> EXERCISE BRIEF:
Give back the entire listing verbatim.

Items from a figure collection:
[start]

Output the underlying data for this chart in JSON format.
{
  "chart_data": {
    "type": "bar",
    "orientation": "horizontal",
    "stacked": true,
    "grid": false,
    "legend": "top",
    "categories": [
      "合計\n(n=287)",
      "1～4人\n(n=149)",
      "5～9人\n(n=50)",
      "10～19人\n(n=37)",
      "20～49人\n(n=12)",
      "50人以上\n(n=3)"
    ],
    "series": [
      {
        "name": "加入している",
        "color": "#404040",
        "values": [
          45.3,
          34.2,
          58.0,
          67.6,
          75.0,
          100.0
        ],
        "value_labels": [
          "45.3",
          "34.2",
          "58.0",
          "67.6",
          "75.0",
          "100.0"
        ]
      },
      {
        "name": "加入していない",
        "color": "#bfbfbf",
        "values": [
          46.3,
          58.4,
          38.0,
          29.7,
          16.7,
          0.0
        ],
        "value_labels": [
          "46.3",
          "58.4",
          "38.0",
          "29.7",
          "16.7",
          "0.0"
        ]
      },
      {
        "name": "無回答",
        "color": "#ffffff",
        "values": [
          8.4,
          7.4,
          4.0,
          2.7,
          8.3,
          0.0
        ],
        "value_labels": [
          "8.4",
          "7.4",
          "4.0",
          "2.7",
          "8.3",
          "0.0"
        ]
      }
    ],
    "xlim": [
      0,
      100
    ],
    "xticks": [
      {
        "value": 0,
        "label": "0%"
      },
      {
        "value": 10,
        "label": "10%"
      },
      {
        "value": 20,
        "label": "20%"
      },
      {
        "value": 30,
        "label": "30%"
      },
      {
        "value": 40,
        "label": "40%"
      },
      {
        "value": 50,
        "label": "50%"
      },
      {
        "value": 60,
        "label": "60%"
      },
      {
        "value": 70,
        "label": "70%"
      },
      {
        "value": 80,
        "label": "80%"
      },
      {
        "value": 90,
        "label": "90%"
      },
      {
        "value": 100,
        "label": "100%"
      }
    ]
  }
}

[end]

> FULL ANSWER:
Output the underlying data for this chart in JSON format.
{
  "chart_data": {
    "type": "bar",
    "orientation": "horizontal",
    "stacked": true,
    "grid": false,
    "legend": "top",
    "categories": [
      "合計\n(n=287)",
      "1～4人\n(n=149)",
      "5～9人\n(n=50)",
      "10～19人\n(n=37)",
      "20～49人\n(n=12)",
      "50人以上\n(n=3)"
    ],
    "series": [
      {
        "name": "加入している",
        "color": "#404040",
        "values": [
          45.3,
          34.2,
          58.0,
          67.6,
          75.0,
          100.0
        ],
        "value_labels": [
          "45.3",
          "34.2",
          "58.0",
          "67.6",
          "75.0",
          "100.0"
        ]
      },
      {
        "name": "加入していない",
        "color": "#bfbfbf",
        "values": [
          46.3,
          58.4,
          38.0,
          29.7,
          16.7,
          0.0
        ],
        "value_labels": [
          "46.3",
          "58.4",
          "38.0",
          "29.7",
          "16.7",
          "0.0"
        ]
      },
      {
        "name": "無回答",
        "color": "#ffffff",
        "values": [
          8.4,
          7.4,
          4.0,
          2.7,
          8.3,
          0.0
        ],
        "value_labels": [
          "8.4",
          "7.4",
          "4.0",
          "2.7",
          "8.3",
          "0.0"
        ]
      }
    ],
    "xlim": [
      0,
      100
    ],
    "xticks": [
      {
        "value": 0,
        "label": "0%"
      },
      {
        "value": 10,
        "label": "10%"
      },
      {
        "value": 20,
        "label": "20%"
      },
      {
        "value": 30,
        "label": "30%"
      },
      {
        "value": 40,
        "label": "40%"
      },
      {
        "value": 50,
        "label": "50%"
      },
      {
        "value": 60,
        "label": "60%"
      },
      {
        "value": 70,
        "label": "70%"
      },
      {
        "value": 80,
        "label": "80%"
      },
      {
        "value": 90,
        "label": "90%"
      },
      {
        "value": 100,
        "label": "100%"
      }
    ]
  }
}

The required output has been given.